WHAT NEEDS TO BE DONE: Reproduce every record exactly as it appears, but not the pictures.

INFORMATION GIVEN:
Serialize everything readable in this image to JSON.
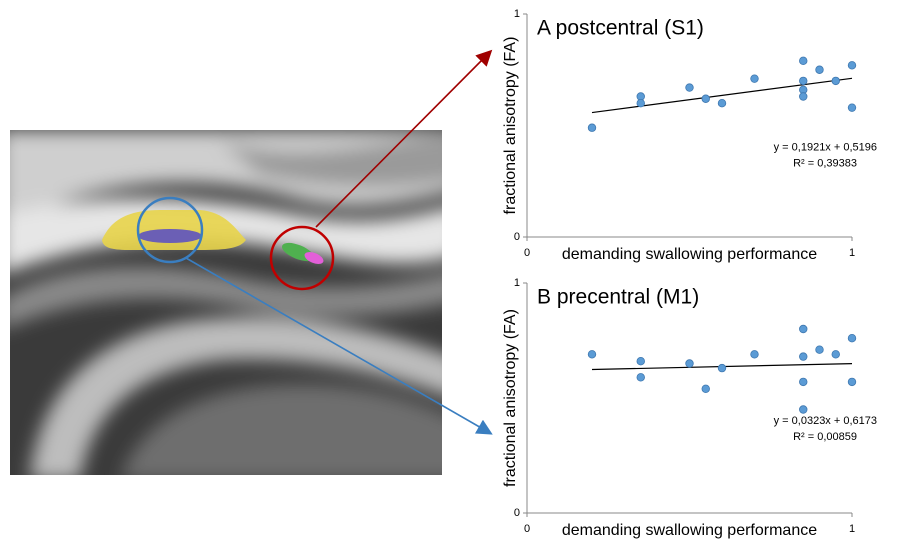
{
  "chart_data": [
    {
      "type": "scatter",
      "title": "A  postcentral (S1)",
      "x_label": "demanding swallowing performance",
      "y_label": "fractional anisotropy (FA)",
      "x": [
        0.2,
        0.35,
        0.35,
        0.5,
        0.55,
        0.6,
        0.7,
        0.85,
        0.85,
        0.85,
        0.85,
        0.9,
        0.95,
        1,
        1
      ],
      "values": [
        0.49,
        0.63,
        0.6,
        0.67,
        0.62,
        0.6,
        0.71,
        0.79,
        0.7,
        0.66,
        0.63,
        0.75,
        0.7,
        0.77,
        0.58
      ],
      "color": "#5b9bd5",
      "xlim": [
        0,
        1
      ],
      "ylim": [
        0,
        1
      ],
      "xticks": [
        0,
        1
      ],
      "yticks": [
        0,
        1
      ],
      "trendline": {
        "slope": 0.1921,
        "intercept": 0.5196,
        "label": "y = 0,1921x + 0,5196",
        "r2_label": "R² = 0,39383"
      }
    },
    {
      "type": "scatter",
      "title": "B  precentral (M1)",
      "x_label": "demanding swallowing performance",
      "y_label": "fractional anisotropy (FA)",
      "x": [
        0.2,
        0.35,
        0.35,
        0.5,
        0.55,
        0.6,
        0.7,
        0.85,
        0.85,
        0.85,
        0.85,
        0.9,
        0.95,
        1,
        1
      ],
      "values": [
        0.69,
        0.66,
        0.59,
        0.65,
        0.54,
        0.63,
        0.69,
        0.8,
        0.68,
        0.57,
        0.45,
        0.71,
        0.69,
        0.76,
        0.57
      ],
      "color": "#5b9bd5",
      "xlim": [
        0,
        1
      ],
      "ylim": [
        0,
        1
      ],
      "xticks": [
        0,
        1
      ],
      "yticks": [
        0,
        1
      ],
      "trendline": {
        "slope": 0.0323,
        "intercept": 0.6173,
        "label": "y = 0,0323x + 0,6173",
        "r2_label": "R² = 0,00859"
      }
    }
  ]
}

WRITTEN SOLUTION:
Serialize everything readable in this image to JSON.
{
  "chart_data": [
    {
      "type": "scatter",
      "title": "A  postcentral (S1)",
      "x_label": "demanding swallowing performance",
      "y_label": "fractional anisotropy (FA)",
      "x": [
        0.2,
        0.35,
        0.35,
        0.5,
        0.55,
        0.6,
        0.7,
        0.85,
        0.85,
        0.85,
        0.85,
        0.9,
        0.95,
        1,
        1
      ],
      "values": [
        0.49,
        0.63,
        0.6,
        0.67,
        0.62,
        0.6,
        0.71,
        0.79,
        0.7,
        0.66,
        0.63,
        0.75,
        0.7,
        0.77,
        0.58
      ],
      "color": "#5b9bd5",
      "xlim": [
        0,
        1
      ],
      "ylim": [
        0,
        1
      ],
      "xticks": [
        0,
        1
      ],
      "yticks": [
        0,
        1
      ],
      "trendline": {
        "slope": 0.1921,
        "intercept": 0.5196,
        "label": "y = 0,1921x + 0,5196",
        "r2_label": "R² = 0,39383"
      }
    },
    {
      "type": "scatter",
      "title": "B  precentral (M1)",
      "x_label": "demanding swallowing performance",
      "y_label": "fractional anisotropy (FA)",
      "x": [
        0.2,
        0.35,
        0.35,
        0.5,
        0.55,
        0.6,
        0.7,
        0.85,
        0.85,
        0.85,
        0.85,
        0.9,
        0.95,
        1,
        1
      ],
      "values": [
        0.69,
        0.66,
        0.59,
        0.65,
        0.54,
        0.63,
        0.69,
        0.8,
        0.68,
        0.57,
        0.45,
        0.71,
        0.69,
        0.76,
        0.57
      ],
      "color": "#5b9bd5",
      "xlim": [
        0,
        1
      ],
      "ylim": [
        0,
        1
      ],
      "xticks": [
        0,
        1
      ],
      "yticks": [
        0,
        1
      ],
      "trendline": {
        "slope": 0.0323,
        "intercept": 0.6173,
        "label": "y = 0,0323x + 0,6173",
        "r2_label": "R² = 0,00859"
      }
    }
  ]
}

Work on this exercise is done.